[start Material for this task]

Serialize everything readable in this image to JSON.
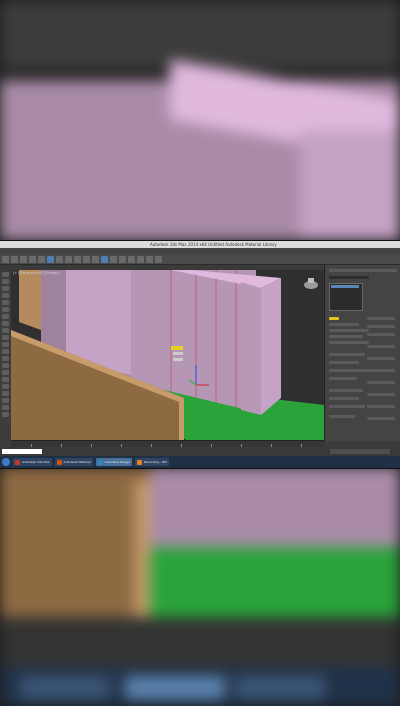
{
  "app": {
    "window_title": "Autodesk 3ds Max 2014 x64    Untitled   Autodesk Material Library",
    "menu_items": [
      "Edit",
      "Tools",
      "Group",
      "Views",
      "Create",
      "Modifiers",
      "Animation",
      "Graph Editors",
      "Rendering",
      "Customize",
      "MAXScript",
      "Help"
    ],
    "viewport_label": "[+] [Perspective] [Shaded]",
    "command_panel": {
      "object_name": "Box001",
      "modifier_selected": "Box"
    },
    "timeline": {
      "frame_display": "0 / 100"
    },
    "taskbar": {
      "items": [
        {
          "label": "Autodesk 3ds Max",
          "active": false,
          "icon_color": "#c0392b"
        },
        {
          "label": "Autodesk Material",
          "active": false,
          "icon_color": "#d35400"
        },
        {
          "label": "Autodesk Design",
          "active": true,
          "icon_color": "#2e86c1"
        },
        {
          "label": "Recording - RM",
          "active": false,
          "icon_color": "#e67e22"
        }
      ]
    }
  },
  "colors": {
    "wall_pink": "#c4a3c6",
    "wall_pink_dark": "#a98ba8",
    "wall_top": "#e1b9df",
    "ground_green": "#2aa43a",
    "wood_tan": "#b48a5e",
    "wood_dark": "#8e6a43"
  }
}
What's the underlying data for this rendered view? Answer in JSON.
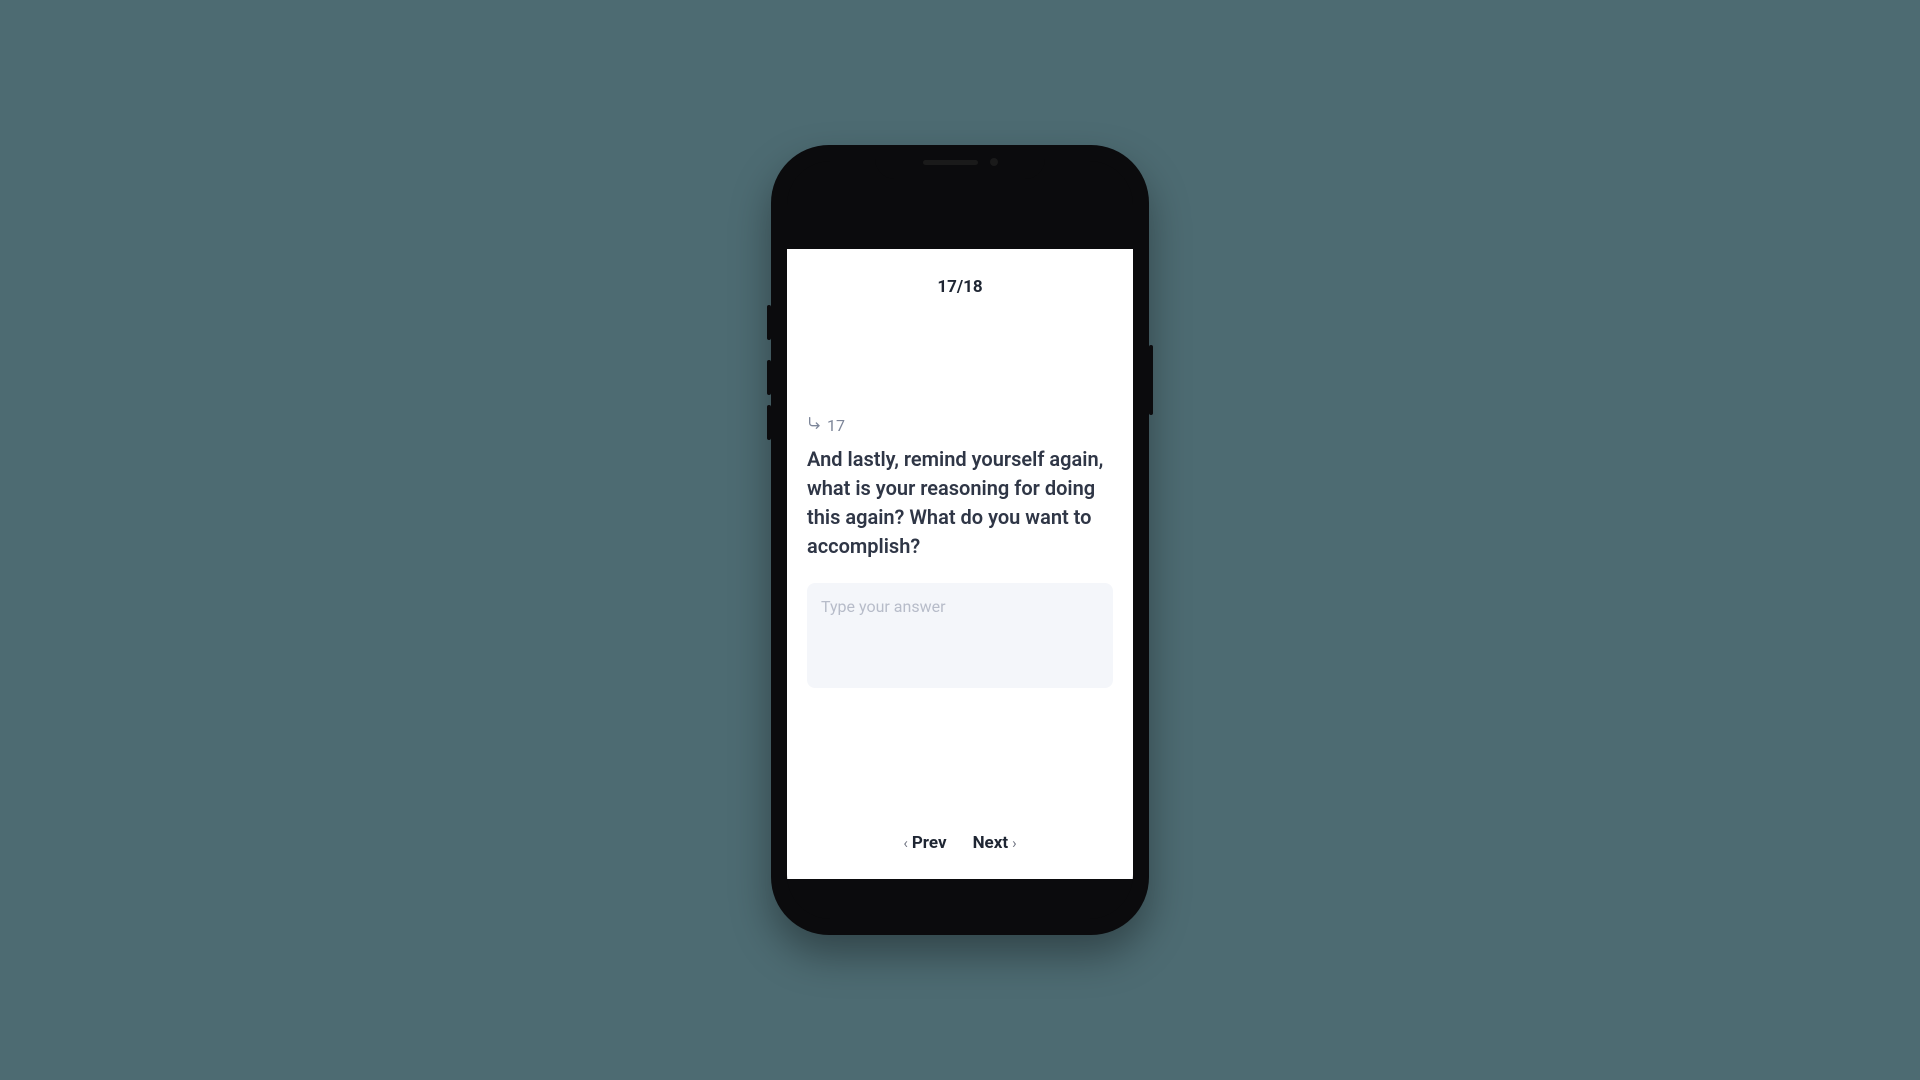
{
  "header": {
    "progress": "17/18"
  },
  "question": {
    "number": "17",
    "text": "And lastly, remind yourself again, what is your reasoning for doing this again? What do you want to accomplish?"
  },
  "answer": {
    "placeholder": "Type your answer"
  },
  "nav": {
    "prev": "Prev",
    "next": "Next"
  }
}
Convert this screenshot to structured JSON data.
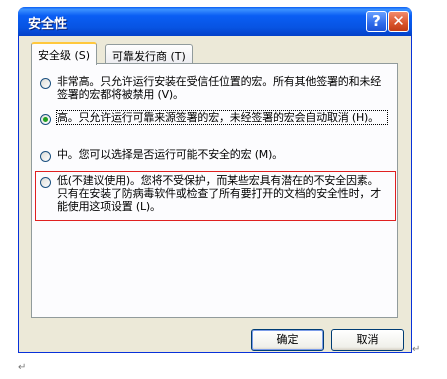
{
  "window": {
    "title": "安全性",
    "help_symbol": "?",
    "close_symbol": "✕"
  },
  "tabs": [
    {
      "label": "安全级 (S)"
    },
    {
      "label": "可靠发行商 (T)"
    }
  ],
  "options": [
    {
      "label": "非常高。只允许运行安装在受信任位置的宏。所有其他签署的和未经签署的宏都将被禁用 (V)。",
      "selected": false
    },
    {
      "label": "高。只允许运行可靠来源签署的宏，未经签署的宏会自动取消 (H)。",
      "selected": true
    },
    {
      "label": "中。您可以选择是否运行可能不安全的宏 (M)。",
      "selected": false
    },
    {
      "label": "低(不建议使用)。您将不受保护，而某些宏具有潜在的不安全因素。只有在安装了防病毒软件或检查了所有要打开的文档的安全性时，才能使用这项设置 (L)。",
      "selected": false
    }
  ],
  "buttons": {
    "ok": "确定",
    "cancel": "取消"
  },
  "marks": {
    "paragraph": "↵"
  },
  "colors": {
    "titlebar": "#0a5ef4",
    "highlight_border": "#e02020",
    "selected_dot": "#21a121"
  }
}
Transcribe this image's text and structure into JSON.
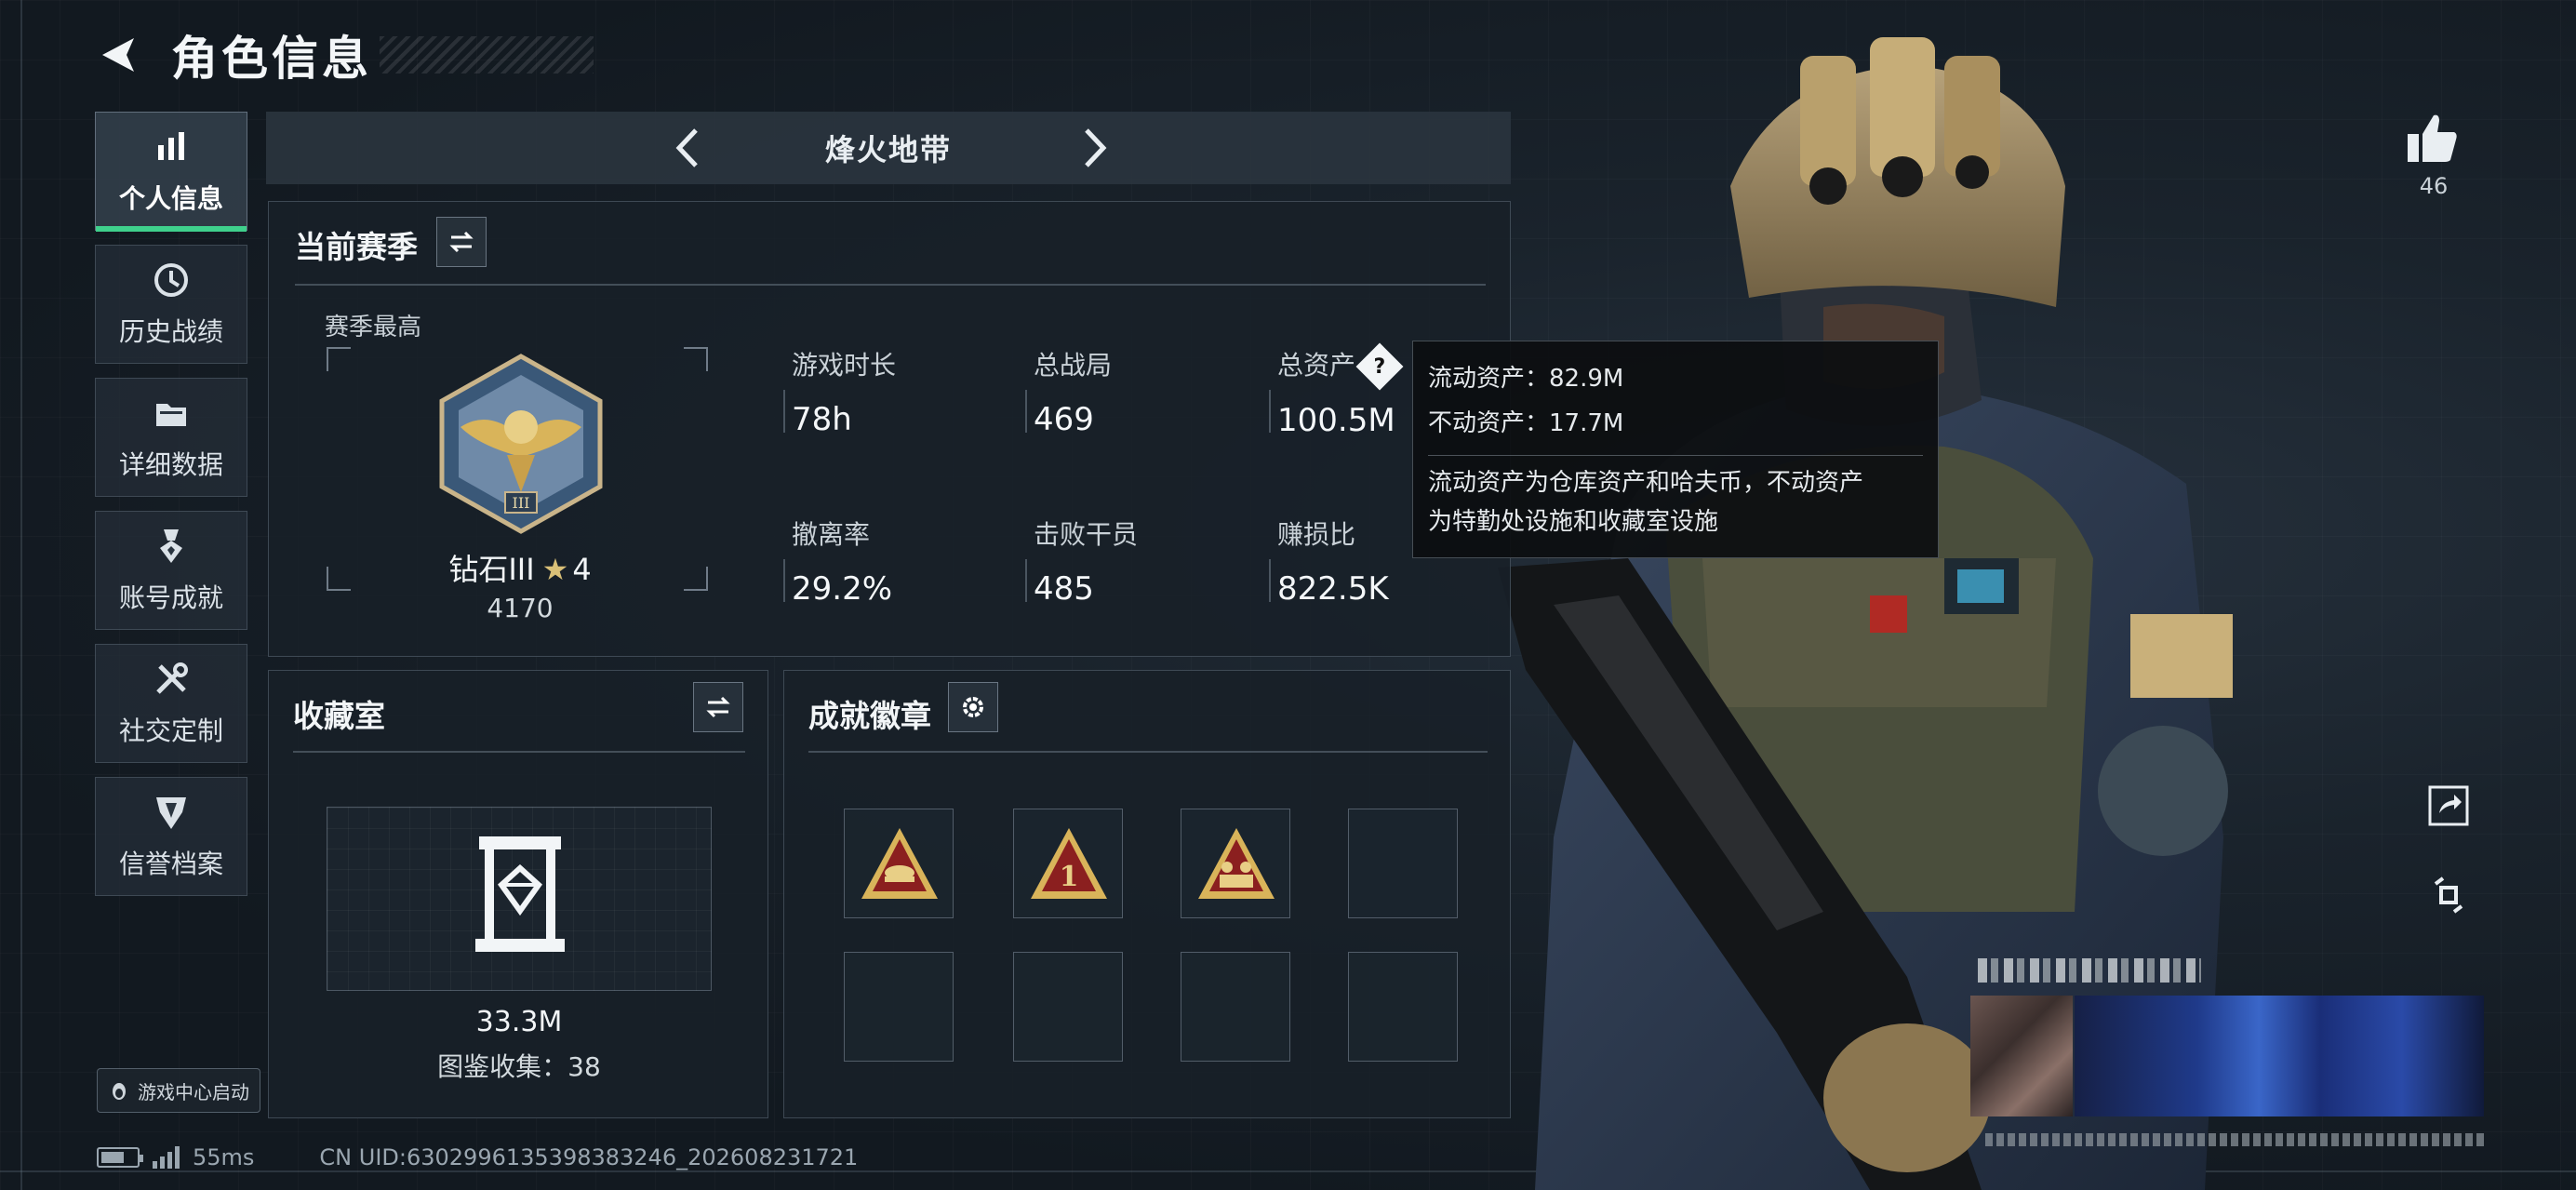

[end Material for this task]

» Written instruction:
Quote the records above exactly, leaving out any pictures.

» Response below:
Serialize everything readable in this image to JSON.
{
  "app": {
    "window_title": "Autodesk 3ds Max 2014 x64    Untitled   Autodesk Material Library",
    "menu_items": [
      "Edit",
      "Tools",
      "Group",
      "Views",
      "Create",
      "Modifiers",
      "Animation",
      "Graph Editors",
      "Rendering",
      "Customize",
      "MAXScript",
      "Help"
    ],
    "viewport_label": "[+] [Perspective] [Shaded]",
    "command_panel": {
      "object_name": "Box001",
      "modifier_selected": "Box"
    },
    "timeline": {
      "frame_display": "0 / 100"
    },
    "taskbar": {
      "items": [
        {
          "label": "Autodesk 3ds Max",
          "active": false,
          "icon_color": "#c0392b"
        },
        {
          "label": "Autodesk Material",
          "active": false,
          "icon_color": "#d35400"
        },
        {
          "label": "Autodesk Design",
          "active": true,
          "icon_color": "#2e86c1"
        },
        {
          "label": "Recording - RM",
          "active": false,
          "icon_color": "#e67e22"
        }
      ]
    }
  },
  "colors": {
    "wall_pink": "#c4a3c6",
    "wall_pink_dark": "#a98ba8",
    "wall_top": "#e1b9df",
    "ground_green": "#2aa43a",
    "wood_tan": "#b48a5e",
    "wood_dark": "#8e6a43"
  }
}
What's the underlying data for this rendered view? Answer in JSON.
{
  "header": {
    "progress": "17/18"
  },
  "question": {
    "number": "17",
    "text": "And lastly, remind yourself again, what is your reasoning for doing this again? What do you want to accomplish?"
  },
  "answer": {
    "placeholder": "Type your answer"
  },
  "nav": {
    "prev": "Prev",
    "next": "Next"
  }
}
Convert this screenshot to structured JSON data.
{
  "window": {
    "title": "安全性",
    "help_symbol": "?",
    "close_symbol": "✕"
  },
  "tabs": [
    {
      "label": "安全级 (S)"
    },
    {
      "label": "可靠发行商 (T)"
    }
  ],
  "options": [
    {
      "label": "非常高。只允许运行安装在受信任位置的宏。所有其他签署的和未经签署的宏都将被禁用 (V)。",
      "selected": false
    },
    {
      "label": "高。只允许运行可靠来源签署的宏，未经签署的宏会自动取消 (H)。",
      "selected": true
    },
    {
      "label": "中。您可以选择是否运行可能不安全的宏 (M)。",
      "selected": false
    },
    {
      "label": "低(不建议使用)。您将不受保护，而某些宏具有潜在的不安全因素。只有在安装了防病毒软件或检查了所有要打开的文档的安全性时，才能使用这项设置 (L)。",
      "selected": false
    }
  ],
  "buttons": {
    "ok": "确定",
    "cancel": "取消"
  },
  "marks": {
    "paragraph": "↵"
  },
  "colors": {
    "titlebar": "#0a5ef4",
    "highlight_border": "#e02020",
    "selected_dot": "#21a121"
  }
}
Transcribe this image's text and structure into JSON.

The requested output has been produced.